» **What the task requires**
Write out every entry exactly as given, but omit the pictures.

» **Items from a figure collection**
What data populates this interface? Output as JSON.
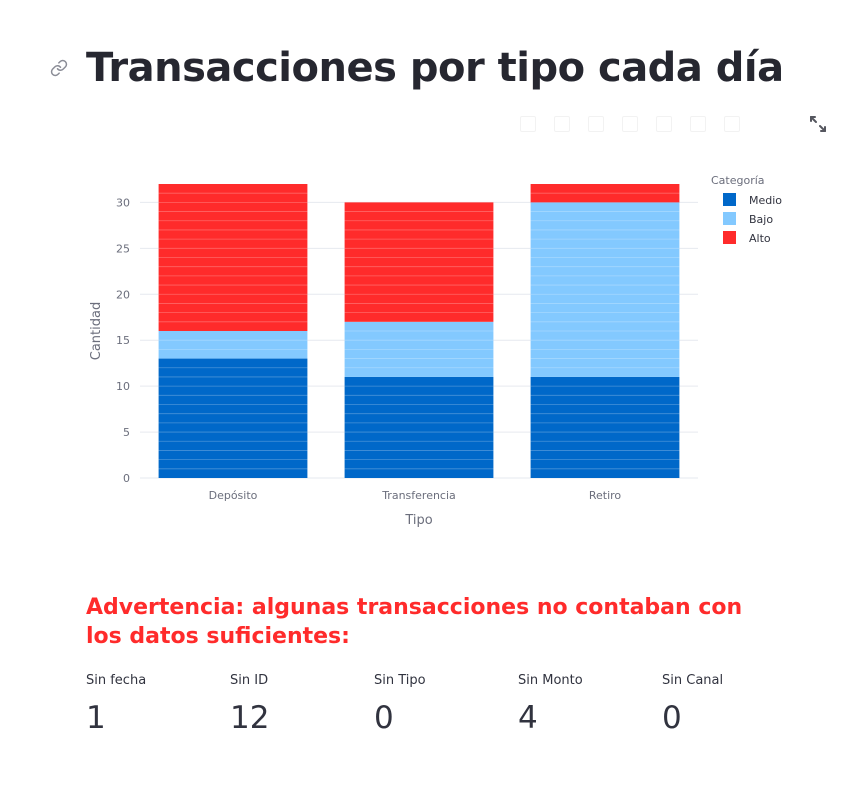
{
  "page": {
    "title": "Transacciones por tipo cada día",
    "warning": "Advertencia: algunas transacciones no contaban con los datos suficientes:"
  },
  "metrics": [
    {
      "label": "Sin fecha",
      "value": "1"
    },
    {
      "label": "Sin ID",
      "value": "12"
    },
    {
      "label": "Sin Tipo",
      "value": "0"
    },
    {
      "label": "Sin Monto",
      "value": "4"
    },
    {
      "label": "Sin Canal",
      "value": "0"
    }
  ],
  "colors": {
    "Medio": "#0068c9",
    "Bajo": "#83c9ff",
    "Alto": "#ff2b2b",
    "warning": "#ff2b2b"
  },
  "icons": [
    "link-icon",
    "fullscreen-expand-icon"
  ],
  "chart_data": {
    "type": "bar",
    "stacked": true,
    "categories": [
      "Depósito",
      "Transferencia",
      "Retiro"
    ],
    "series": [
      {
        "name": "Medio",
        "values": [
          13,
          11,
          11
        ]
      },
      {
        "name": "Bajo",
        "values": [
          3,
          6,
          19
        ]
      },
      {
        "name": "Alto",
        "values": [
          16,
          13,
          2
        ]
      }
    ],
    "xlabel": "Tipo",
    "ylabel": "Cantidad",
    "ylim": [
      0,
      32
    ],
    "yticks": [
      0,
      5,
      10,
      15,
      20,
      25,
      30
    ],
    "legend_title": "Categoría",
    "legend_position": "top-right",
    "grid": true
  }
}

» **Result below**
What data populates this interface? Output as JSON.
{
  "page": {
    "title": "Transacciones por tipo cada día",
    "warning": "Advertencia: algunas transacciones no contaban con los datos suficientes:"
  },
  "metrics": [
    {
      "label": "Sin fecha",
      "value": "1"
    },
    {
      "label": "Sin ID",
      "value": "12"
    },
    {
      "label": "Sin Tipo",
      "value": "0"
    },
    {
      "label": "Sin Monto",
      "value": "4"
    },
    {
      "label": "Sin Canal",
      "value": "0"
    }
  ],
  "colors": {
    "Medio": "#0068c9",
    "Bajo": "#83c9ff",
    "Alto": "#ff2b2b",
    "warning": "#ff2b2b"
  },
  "icons": [
    "link-icon",
    "fullscreen-expand-icon"
  ],
  "chart_data": {
    "type": "bar",
    "stacked": true,
    "categories": [
      "Depósito",
      "Transferencia",
      "Retiro"
    ],
    "series": [
      {
        "name": "Medio",
        "values": [
          13,
          11,
          11
        ]
      },
      {
        "name": "Bajo",
        "values": [
          3,
          6,
          19
        ]
      },
      {
        "name": "Alto",
        "values": [
          16,
          13,
          2
        ]
      }
    ],
    "xlabel": "Tipo",
    "ylabel": "Cantidad",
    "ylim": [
      0,
      32
    ],
    "yticks": [
      0,
      5,
      10,
      15,
      20,
      25,
      30
    ],
    "legend_title": "Categoría",
    "legend_position": "top-right",
    "grid": true
  }
}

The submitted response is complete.